§ What the exercise asks: Can you reproduce the beekeeping text between "A friend recently" and "husband their bees.", inclusive, replacing every "bee keepers" with "beekeepers"?

§ Reading text:
* start *

Brother Adam traveled the world meeting other beekeepers, researching bee populations and finding bees with traits desirable in a colony kept for honey production. (I'm grateful to Bee Source website for this information though it's available in lots of books) they are only moderately defensive and the colony builds up at a reasonable pace in the spring so the hive doesn't become over full too quickly.

A friend recently told me that there are more bees and bee keepers in China than in the rest of the world put together. Apparently bee keeping expertise there is millenia old and passed down through families. In the most recent Lush Cosmetics catalogue in the UK there is some amazing information about bee keeping in Zambia from where they source their fair trade honey. Here bee keepers share the honey with the bees and in feats of extreme bee keeping they climb trees that are tens of meters tall to collect the honey and husband their bees.

* end *

§ Data supplied:
* start *

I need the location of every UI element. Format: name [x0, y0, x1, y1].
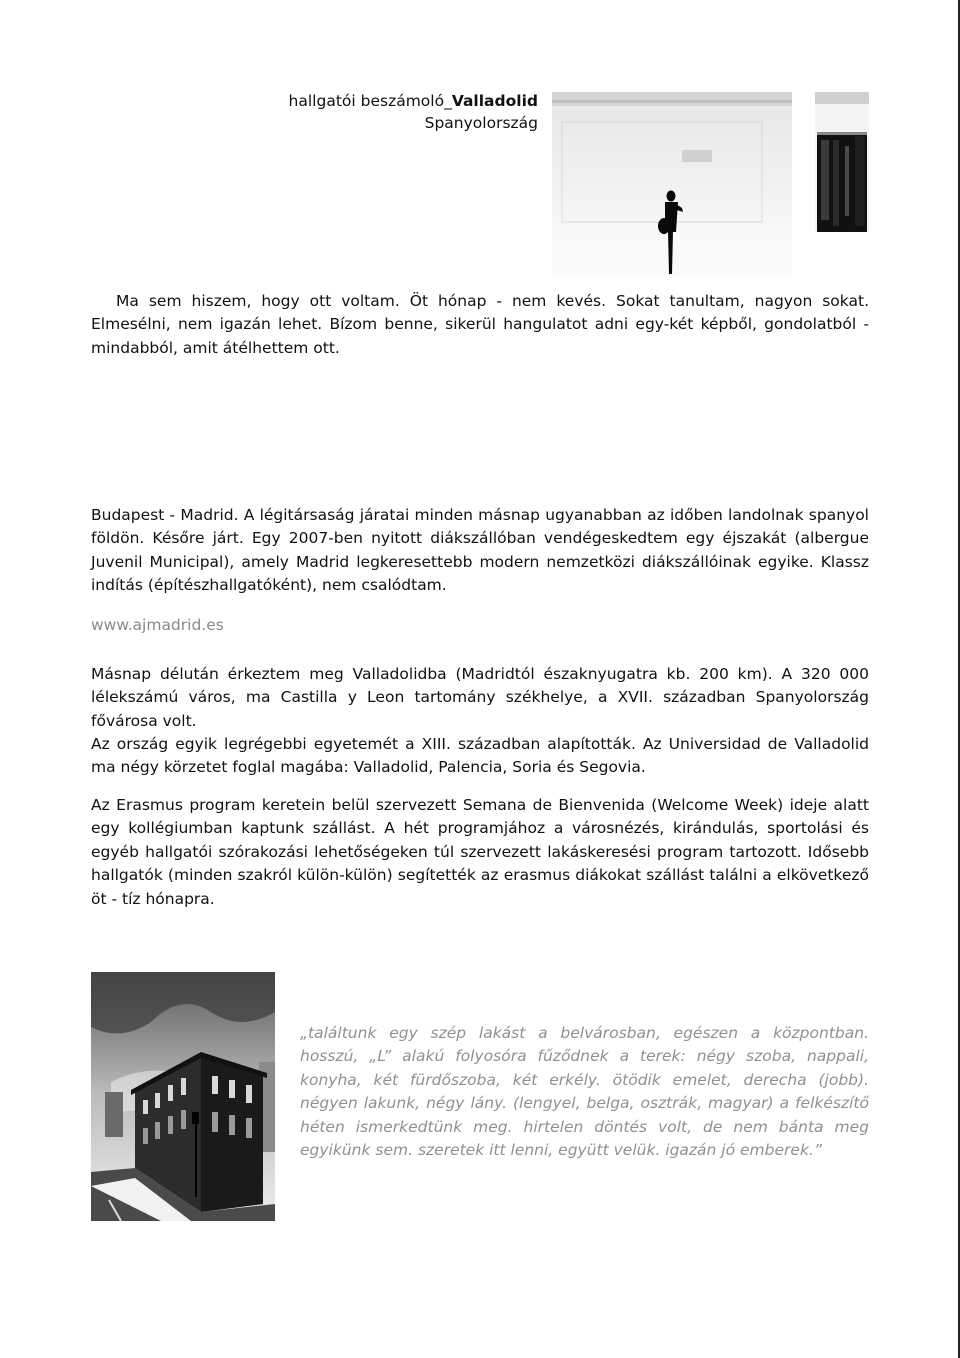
- header-title-prefix: hallgatói beszámoló_: [288, 92, 452, 110]
- apartment-quote: „találtunk egy szép lakást a belvárosban, egészen a központban. hosszú, „L” alakú folyosóra fűződnek a terek: négy szoba, nappali, konyha, két fürdőszoba, két erkély. ötödik emelet, derecha (jobb). négyen lakunk, négy lány. (lengyel, belga, osztrák, magyar) a felkészítő héten ismerkedtünk meg. hirtelen döntés volt, de nem bánta meg egyikünk sem. szeretek itt lenni, együtt velük. igazán jó emberek.”: [300, 1024, 869, 1160]
- university-paragraph: Az ország egyik legrégebbi egyetemét a XIII. században alapították. Az Universidad de Valladolid ma négy körzetet foglal magába: Valladolid, Palencia, Soria és Segovia.: [91, 735, 869, 777]
- document-header: [200, 90, 538, 134]
- intro-paragraph: Ma sem hiszem, hogy ott voltam. Öt hónap - nem kevés. Sokat tanultam, nagyon sokat. Elmesélni, nem igazán lehet. Bízom benne, sikerül hangulatot adni egy-két képből, gondolatból - mindabból, amit átélhettem ott.: [91, 292, 869, 357]
- photo-doorway: [815, 92, 869, 250]
- valladolid-paragraph: Másnap délután érkeztem meg Valladolidba (Madridtól északnyugatra kb. 200 km). A 320 000 lélekszámú város, ma Castilla y Leon tartomány székhelye, a XVII. században Spanyolország fővárosa volt.: [91, 665, 869, 730]
- header-title: [200, 90, 538, 112]
- header-country: Spanyolország: [424, 114, 538, 132]
- header-city: Valladolid: [451, 92, 538, 110]
- photo-silhouette-wall: [552, 92, 792, 277]
- ajmadrid-link[interactable]: www.ajmadrid.es: [91, 616, 224, 634]
- photo-street-corner: [91, 972, 275, 1221]
- madrid-paragraph: Budapest - Madrid. A légitársaság járatai minden másnap ugyanabban az időben landolnak spanyol földön. Későre járt. Egy 2007-ben nyitott diákszállóban vendégeskedtem egy éjszakát (albergue Juvenil Municipal), amely Madrid legkeresettebb modern nemzetközi diákszállóinak egyike. Klassz indítás (építészhallgatóként), nem csalódtam.: [91, 506, 869, 595]
- erasmus-paragraph: Az Erasmus program keretein belül szervezett Semana de Bienvenida (Welcome Week) ideje alatt egy kollégiumban kaptunk szállást. A hét programjához a városnézés, kirándulás, sportolási és egyéb hallgatói szórakozási lehetőségeken túl szervezett lakáskeresési program tartozott. Idősebb hallgatók (minden szakról külön-külön) segítették az erasmus diákokat szállást találni a elkövetkező öt - tíz hónapra.: [91, 796, 869, 908]
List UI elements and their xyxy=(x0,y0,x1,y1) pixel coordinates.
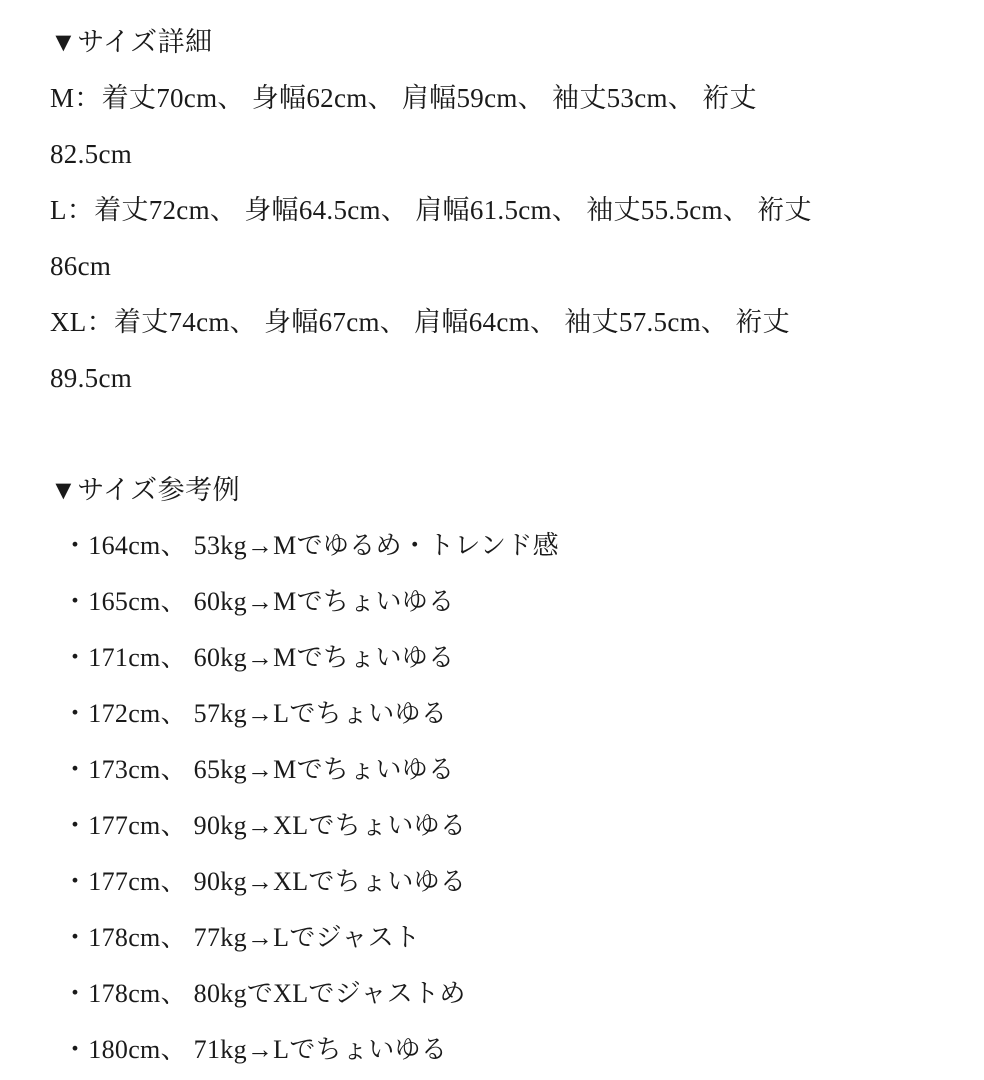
size-detail-line: XL：着丈74cm、 身幅67cm、 肩幅64cm、 袖丈57.5cm、 裄丈 xyxy=(50,307,790,337)
size-detail-line: M：着丈70cm、 身幅62cm、 肩幅59cm、 袖丈53cm、 裄丈 xyxy=(50,83,757,113)
list-item: ・178cm、 77kg→Lでジャスト xyxy=(62,923,421,952)
size-detail-section xyxy=(50,14,940,406)
size-reference-list xyxy=(50,518,940,1078)
list-item: ・171cm、 60kg→Mでちょいゆる xyxy=(62,643,455,672)
list-item: ・164cm、 53kg→Mでゆるめ・トレンド感 xyxy=(62,531,559,560)
list-item: ・177cm、 90kg→XLでちょいゆる xyxy=(62,867,467,896)
list-item: ・177cm、 90kg→XLでちょいゆる xyxy=(62,811,467,840)
list-item: ・173cm、 65kg→Mでちょいゆる xyxy=(62,755,455,784)
list-item: ・172cm、 57kg→Lでちょいゆる xyxy=(62,699,448,728)
size-detail-heading: ▼サイズ詳細 xyxy=(50,27,213,57)
list-item: ・165cm、 60kg→Mでちょいゆる xyxy=(62,587,455,616)
size-detail-line: 89.5cm xyxy=(50,363,133,393)
size-detail-line: 86cm xyxy=(50,251,112,281)
size-detail-line: L：着丈72cm、 身幅64.5cm、 肩幅61.5cm、 袖丈55.5cm、 裄丈 xyxy=(50,195,812,225)
size-detail-line: 82.5cm xyxy=(50,139,133,169)
list-item: ・180cm、 71kg→Lでちょいゆる xyxy=(62,1035,448,1064)
size-reference-section xyxy=(50,462,940,1078)
section-spacer xyxy=(50,406,940,462)
list-item: ・178cm、 80kgでXLでジャストめ xyxy=(62,979,466,1008)
size-reference-heading: ▼サイズ参考例 xyxy=(50,475,241,505)
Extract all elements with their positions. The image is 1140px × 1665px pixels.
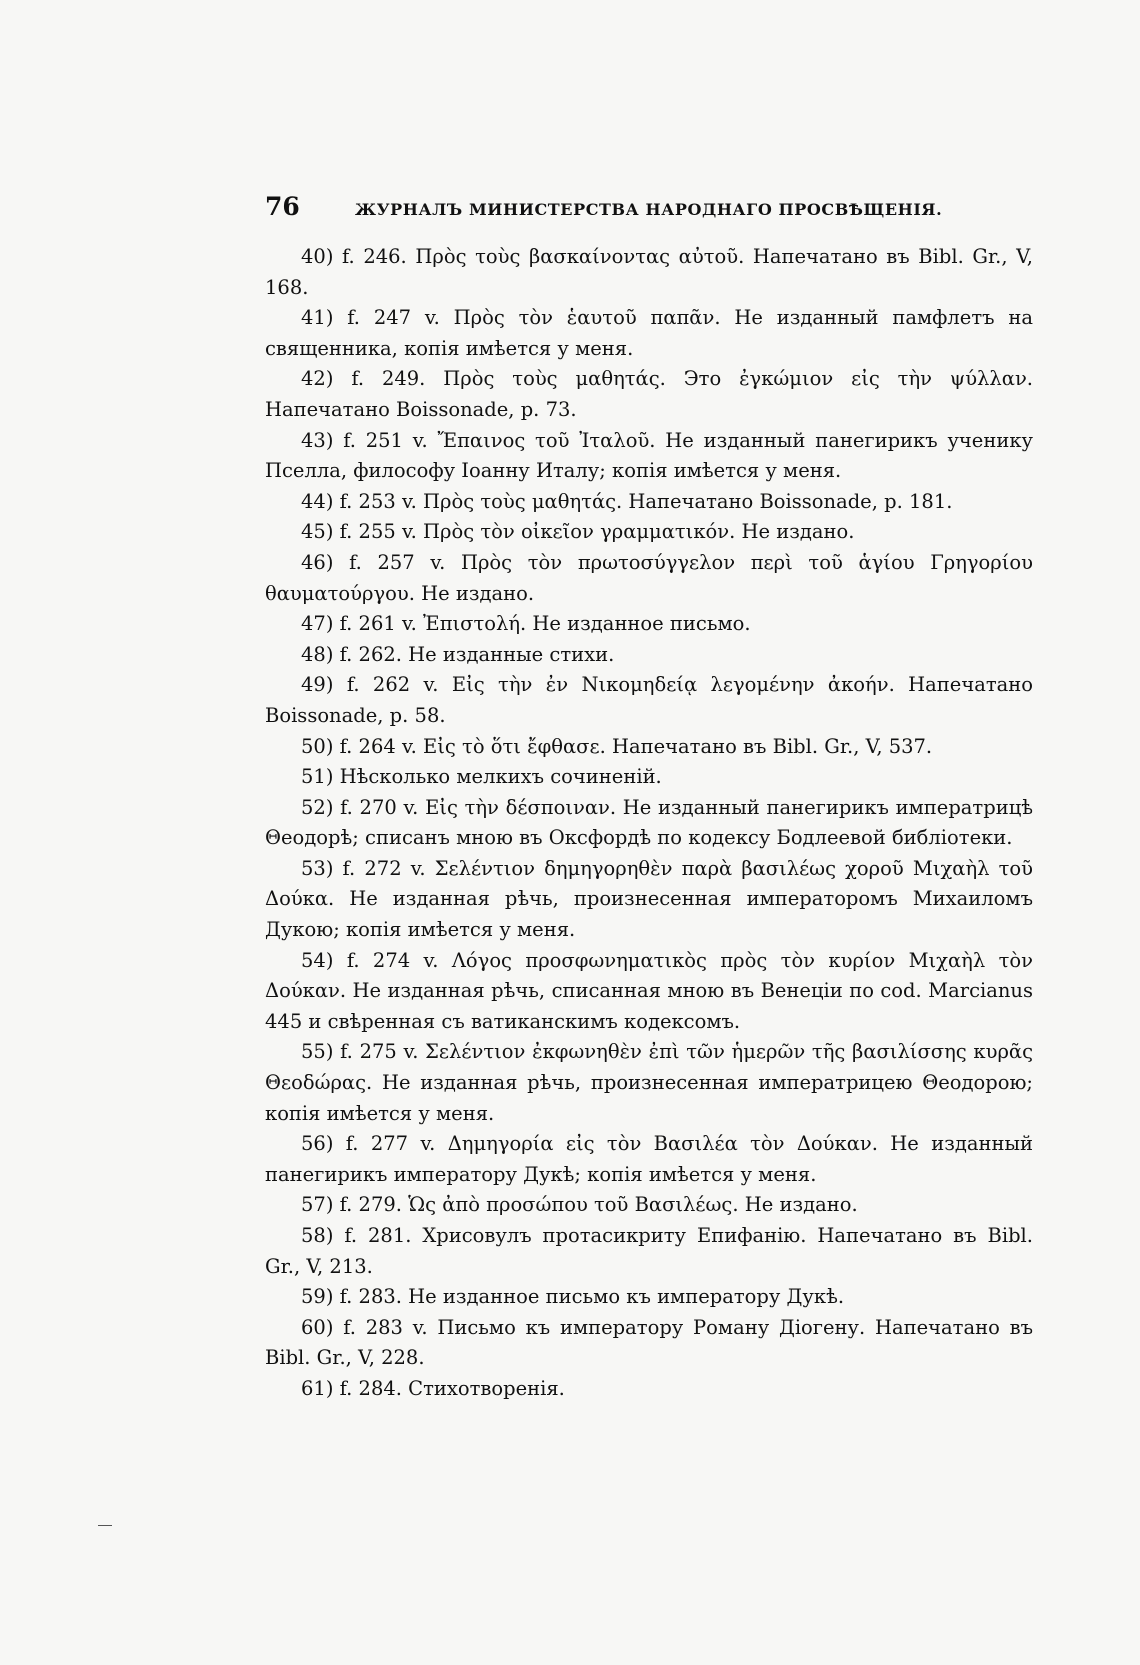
list-item: 56) f. 277 v. Δημηγορία εἰς τὸν Βασιλέα τὸν Δούκαν. Не изданный панегирикъ императору Дукѣ; копія имѣется у меня. (265, 1132, 1033, 1186)
list-item: 40) f. 246. Πρὸς τοὺς βασκαίνοντας αὐτοῦ. Напечатано въ Bibl. Gr., V, 168. (265, 245, 1033, 299)
list-item: 41) f. 247 v. Πρὸς τὸν ἑαυτοῦ παπᾶν. Не изданный памфлетъ на священника, копія имѣется у меня. (265, 306, 1033, 360)
running-head: ЖУРНАЛЪ МИНИСТЕРСТВА НАРОДНАГО ПРОСВѢЩЕНІЯ. (355, 200, 943, 219)
list-item: 55) f. 275 v. Σελέντιον ἐκφωνηθὲν ἐπὶ τῶν ἡμερῶν τῆς βασιλίσσης κυρᾶς Θεοδώρας. Не изданная рѣчь, произнесенная императрицею Θеодорою; копія имѣется у меня. (265, 1040, 1033, 1125)
list-item: 54) f. 274 v. Λόγος προσφωνηματικὸς πρὸς τὸν κυρίον Μιχαὴλ τὸν Δούκαν. Не изданная рѣчь, списанная мною въ Венеціи по cod. Marcianus 445 и свѣренная съ ватиканскимъ кодексомъ. (265, 948, 1033, 1033)
list-item: 47) f. 261 v. Ἐπιστολή. Не изданное письмо. (301, 612, 751, 636)
list-item: 53) f. 272 v. Σελέντιον δημηγορηθὲν παρὰ βασιλέως χοροῦ Μιχαὴλ τοῦ Δούκα. Не изданная рѣчь, произнесенная императоромъ Михаиломъ Дукою; копія имѣется у меня. (265, 856, 1033, 942)
list-item: 51) Нѣсколько мелкихъ сочиненій. (301, 765, 662, 789)
list-item: 57) f. 279. Ὡς ἀπὸ προσώπου τοῦ Βασιλέως. Не издано. (301, 1193, 858, 1217)
list-item: 42) f. 249. Πρὸς τοὺς μαθητάς. Это ἐγκώμιον εἰς τὴν ψύλλαν. Напечатано Boissonade, p. 73. (265, 367, 1033, 421)
list-item: 59) f. 283. Не изданное письмо къ императору Дукѣ. (301, 1285, 845, 1309)
list-item: 43) f. 251 v. Ἔπαινος τοῦ Ἰταλοῦ. Не изданный панегирикъ ученику Пселла, философу Іоанну Италу; копія имѣется у меня. (265, 428, 1033, 483)
list-item: 49) f. 262 v. Εἰς τὴν ἐν Νικομηδείᾳ λεγομένην ἀκοήν. Напечатано Boissonade, p. 58. (265, 673, 1033, 727)
list-item: 61) f. 284. Стихотворенія. (301, 1376, 565, 1400)
list-item: 44) f. 253 v. Πρὸς τοὺς μαθητάς. Напечатано Boissonade, p. 181. (301, 489, 953, 513)
list-item: 58) f. 281. Хрисовулъ протасикриту Епифанію. Напечатано въ Bibl. Gr., V, 213. (265, 1224, 1033, 1278)
entry-list (265, 242, 1033, 1405)
list-item: 50) f. 264 v. Εἰς τὸ ὅτι ἔφθασε. Напечатано въ Bibl. Gr., V, 537. (301, 734, 933, 758)
list-item: 60) f. 283 v. Письмо къ императору Роману Діогену. Напечатано въ Bibl. Gr., V, 228. (265, 1315, 1033, 1370)
list-item: 52) f. 270 v. Εἰς τὴν δέσποιναν. Не изданный панегирикъ императрицѣ Θеодорѣ; списанъ мною въ Оксфордѣ по кодексу Бодлеевой библіотеки. (265, 795, 1033, 850)
list-item: 46) f. 257 v. Πρὸς τὸν πρωτοσύγγελον περὶ τοῦ ἁγίου Γρηγορίου θαυματούργου. Не издано. (265, 550, 1033, 605)
list-item: 45) f. 255 v. Πρὸς τὸν οἰκεῖον γραμματικόν. Не издано. (301, 520, 855, 544)
margin-mark (98, 1525, 112, 1526)
page-header (265, 192, 1033, 221)
page-number: 76 (265, 192, 300, 221)
list-item: 48) f. 262. Не изданные стихи. (301, 642, 615, 666)
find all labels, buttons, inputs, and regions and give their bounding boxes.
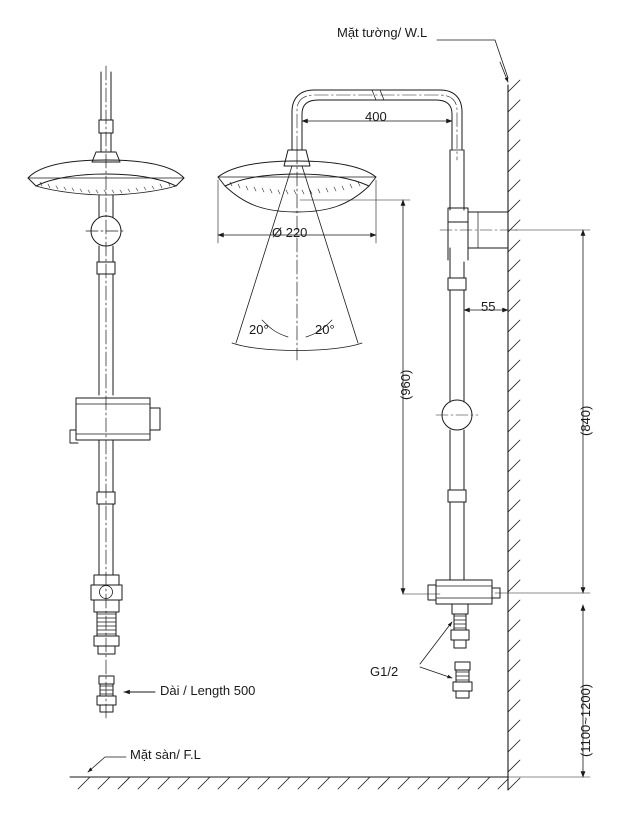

* end *

§ Reply:
A friend recently told me that there are more bees and beekeepers in China than in the rest of the world put together. Apparently bee keeping expertise there is millenia old and passed down through families. In the most recent Lush Cosmetics catalogue in the UK there is some amazing information about bee keeping in Zambia from where they source their fair trade honey. Here beekeepers share the honey with the bees and in feats of extreme bee keeping they climb trees that are tens of meters tall to collect the honey and husband their bees.